** START **
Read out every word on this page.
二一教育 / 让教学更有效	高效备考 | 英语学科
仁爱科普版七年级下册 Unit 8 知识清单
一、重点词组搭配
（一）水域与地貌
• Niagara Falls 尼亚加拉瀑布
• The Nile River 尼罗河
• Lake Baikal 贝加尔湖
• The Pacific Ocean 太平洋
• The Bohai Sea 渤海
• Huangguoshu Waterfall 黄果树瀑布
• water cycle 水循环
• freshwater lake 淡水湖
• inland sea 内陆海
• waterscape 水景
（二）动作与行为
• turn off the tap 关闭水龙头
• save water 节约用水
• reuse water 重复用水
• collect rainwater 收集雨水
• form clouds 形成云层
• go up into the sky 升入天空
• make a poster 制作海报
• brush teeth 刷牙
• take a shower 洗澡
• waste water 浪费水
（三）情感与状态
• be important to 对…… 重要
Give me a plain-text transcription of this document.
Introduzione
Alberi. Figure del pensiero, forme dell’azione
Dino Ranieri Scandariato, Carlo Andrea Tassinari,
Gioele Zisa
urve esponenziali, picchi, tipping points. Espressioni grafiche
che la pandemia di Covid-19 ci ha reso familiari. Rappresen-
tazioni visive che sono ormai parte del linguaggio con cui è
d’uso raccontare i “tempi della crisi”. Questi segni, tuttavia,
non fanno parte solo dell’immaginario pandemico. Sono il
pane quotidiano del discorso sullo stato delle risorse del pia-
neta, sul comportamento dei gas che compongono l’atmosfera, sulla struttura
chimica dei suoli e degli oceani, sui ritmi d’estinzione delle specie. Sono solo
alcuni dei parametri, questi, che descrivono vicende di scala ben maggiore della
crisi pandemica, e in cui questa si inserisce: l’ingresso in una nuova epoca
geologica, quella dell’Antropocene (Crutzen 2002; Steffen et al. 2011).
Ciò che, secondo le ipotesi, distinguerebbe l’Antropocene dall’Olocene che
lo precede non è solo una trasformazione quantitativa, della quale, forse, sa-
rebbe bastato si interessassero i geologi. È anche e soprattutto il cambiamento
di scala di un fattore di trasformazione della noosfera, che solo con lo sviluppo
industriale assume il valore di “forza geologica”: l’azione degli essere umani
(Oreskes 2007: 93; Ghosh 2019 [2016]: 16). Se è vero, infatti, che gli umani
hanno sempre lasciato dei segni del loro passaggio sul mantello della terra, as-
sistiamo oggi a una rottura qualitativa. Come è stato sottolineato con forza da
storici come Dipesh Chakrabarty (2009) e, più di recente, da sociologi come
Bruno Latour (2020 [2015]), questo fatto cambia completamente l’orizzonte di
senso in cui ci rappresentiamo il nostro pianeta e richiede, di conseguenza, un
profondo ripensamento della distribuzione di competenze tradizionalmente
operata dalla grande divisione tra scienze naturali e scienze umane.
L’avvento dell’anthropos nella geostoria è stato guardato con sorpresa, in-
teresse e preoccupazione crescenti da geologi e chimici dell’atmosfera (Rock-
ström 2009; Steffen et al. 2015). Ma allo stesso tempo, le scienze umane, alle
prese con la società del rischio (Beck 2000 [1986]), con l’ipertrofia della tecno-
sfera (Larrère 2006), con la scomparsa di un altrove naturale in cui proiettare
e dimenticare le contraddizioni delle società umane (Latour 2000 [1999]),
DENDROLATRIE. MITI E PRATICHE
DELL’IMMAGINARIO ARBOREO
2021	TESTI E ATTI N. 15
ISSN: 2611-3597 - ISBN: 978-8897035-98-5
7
** END **
**EXERCISE PROMPT**
Exactly reproduce the material above.

**COMPLETE RESPONSE**
Read out every word on this page.
二一教育 / 让教学更有效	高效备考 | 英语学科
仁爱科普版七年级下册 Unit 8 知识清单
一、重点词组搭配
（一）水域与地貌
• Niagara Falls 尼亚加拉瀑布
• The Nile River 尼罗河
• Lake Baikal 贝加尔湖
• The Pacific Ocean 太平洋
• The Bohai Sea 渤海
• Huangguoshu Waterfall 黄果树瀑布
• water cycle 水循环
• freshwater lake 淡水湖
• inland sea 内陆海
• waterscape 水景
（二）动作与行为
• turn off the tap 关闭水龙头
• save water 节约用水
• reuse water 重复用水
• collect rainwater 收集雨水
• form clouds 形成云层
• go up into the sky 升入天空
• make a poster 制作海报
• brush teeth 刷牙
• take a shower 洗澡
• waste water 浪费水
（三）情感与状态
• be important to 对…… 重要
Give me a plain-text transcription of this document.
Introduzione
Alberi. Figure del pensiero, forme dell’azione
Dino Ranieri Scandariato, Carlo Andrea Tassinari,
Gioele Zisa
urve esponenziali, picchi, tipping points. Espressioni grafiche
che la pandemia di Covid-19 ci ha reso familiari. Rappresen-
tazioni visive che sono ormai parte del linguaggio con cui è
d’uso raccontare i “tempi della crisi”. Questi segni, tuttavia,
non fanno parte solo dell’immaginario pandemico. Sono il
pane quotidiano del discorso sullo stato delle risorse del pia-
neta, sul comportamento dei gas che compongono l’atmosfera, sulla struttura
chimica dei suoli e degli oceani, sui ritmi d’estinzione delle specie. Sono solo
alcuni dei parametri, questi, che descrivono vicende di scala ben maggiore della
crisi pandemica, e in cui questa si inserisce: l’ingresso in una nuova epoca
geologica, quella dell’Antropocene (Crutzen 2002; Steffen et al. 2011).
Ciò che, secondo le ipotesi, distinguerebbe l’Antropocene dall’Olocene che
lo precede non è solo una trasformazione quantitativa, della quale, forse, sa-
rebbe bastato si interessassero i geologi. È anche e soprattutto il cambiamento
di scala di un fattore di trasformazione della noosfera, che solo con lo sviluppo
industriale assume il valore di “forza geologica”: l’azione degli essere umani
(Oreskes 2007: 93; Ghosh 2019 [2016]: 16). Se è vero, infatti, che gli umani
hanno sempre lasciato dei segni del loro passaggio sul mantello della terra, as-
sistiamo oggi a una rottura qualitativa. Come è stato sottolineato con forza da
storici come Dipesh Chakrabarty (2009) e, più di recente, da sociologi come
Bruno Latour (2020 [2015]), questo fatto cambia completamente l’orizzonte di
senso in cui ci rappresentiamo il nostro pianeta e richiede, di conseguenza, un
profondo ripensamento della distribuzione di competenze tradizionalmente
operata dalla grande divisione tra scienze naturali e scienze umane.
L’avvento dell’anthropos nella geostoria è stato guardato con sorpresa, in-
teresse e preoccupazione crescenti da geologi e chimici dell’atmosfera (Rock-
ström 2009; Steffen et al. 2015). Ma allo stesso tempo, le scienze umane, alle
prese con la società del rischio (Beck 2000 [1986]), con l’ipertrofia della tecno-
sfera (Larrère 2006), con la scomparsa di un altrove naturale in cui proiettare
e dimenticare le contraddizioni delle società umane (Latour 2000 [1999]),
DENDROLATRIE. MITI E PRATICHE
DELL’IMMAGINARIO ARBOREO
2021	TESTI E ATTI N. 15
ISSN: 2611-3597 - ISBN: 978-8897035-98-5
7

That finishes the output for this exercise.